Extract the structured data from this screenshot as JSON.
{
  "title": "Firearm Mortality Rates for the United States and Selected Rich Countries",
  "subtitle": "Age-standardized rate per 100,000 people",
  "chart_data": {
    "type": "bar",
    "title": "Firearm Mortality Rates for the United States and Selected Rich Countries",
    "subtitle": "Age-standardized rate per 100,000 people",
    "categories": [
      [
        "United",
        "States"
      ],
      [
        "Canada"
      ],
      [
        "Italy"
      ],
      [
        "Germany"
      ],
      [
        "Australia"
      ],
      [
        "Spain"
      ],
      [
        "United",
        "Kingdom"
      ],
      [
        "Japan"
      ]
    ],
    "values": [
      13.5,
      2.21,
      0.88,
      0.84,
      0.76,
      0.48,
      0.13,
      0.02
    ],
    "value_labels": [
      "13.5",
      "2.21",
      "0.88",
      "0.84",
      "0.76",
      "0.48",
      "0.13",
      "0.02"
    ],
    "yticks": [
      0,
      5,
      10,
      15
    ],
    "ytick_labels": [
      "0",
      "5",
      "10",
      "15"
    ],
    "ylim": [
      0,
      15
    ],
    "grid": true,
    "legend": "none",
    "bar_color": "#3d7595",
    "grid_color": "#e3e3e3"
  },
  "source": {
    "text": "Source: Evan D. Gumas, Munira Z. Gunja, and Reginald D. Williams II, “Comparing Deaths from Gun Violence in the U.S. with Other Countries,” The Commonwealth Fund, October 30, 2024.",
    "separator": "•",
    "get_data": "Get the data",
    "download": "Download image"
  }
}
+--
:: TASK DIRECTIONS ::
The records above should all be quoted exactly, please.

:: WRITTEN RESPONSE ::
Extract the structured data from this screenshot as JSON.
{
  "title": "Firearm Mortality Rates for the United States and Selected Rich Countries",
  "subtitle": "Age-standardized rate per 100,000 people",
  "chart_data": {
    "type": "bar",
    "title": "Firearm Mortality Rates for the United States and Selected Rich Countries",
    "subtitle": "Age-standardized rate per 100,000 people",
    "categories": [
      [
        "United",
        "States"
      ],
      [
        "Canada"
      ],
      [
        "Italy"
      ],
      [
        "Germany"
      ],
      [
        "Australia"
      ],
      [
        "Spain"
      ],
      [
        "United",
        "Kingdom"
      ],
      [
        "Japan"
      ]
    ],
    "values": [
      13.5,
      2.21,
      0.88,
      0.84,
      0.76,
      0.48,
      0.13,
      0.02
    ],
    "value_labels": [
      "13.5",
      "2.21",
      "0.88",
      "0.84",
      "0.76",
      "0.48",
      "0.13",
      "0.02"
    ],
    "yticks": [
      0,
      5,
      10,
      15
    ],
    "ytick_labels": [
      "0",
      "5",
      "10",
      "15"
    ],
    "ylim": [
      0,
      15
    ],
    "grid": true,
    "legend": "none",
    "bar_color": "#3d7595",
    "grid_color": "#e3e3e3"
  },
  "source": {
    "text": "Source: Evan D. Gumas, Munira Z. Gunja, and Reginald D. Williams II, “Comparing Deaths from Gun Violence in the U.S. with Other Countries,” The Commonwealth Fund, October 30, 2024.",
    "separator": "•",
    "get_data": "Get the data",
    "download": "Download image"
  }
}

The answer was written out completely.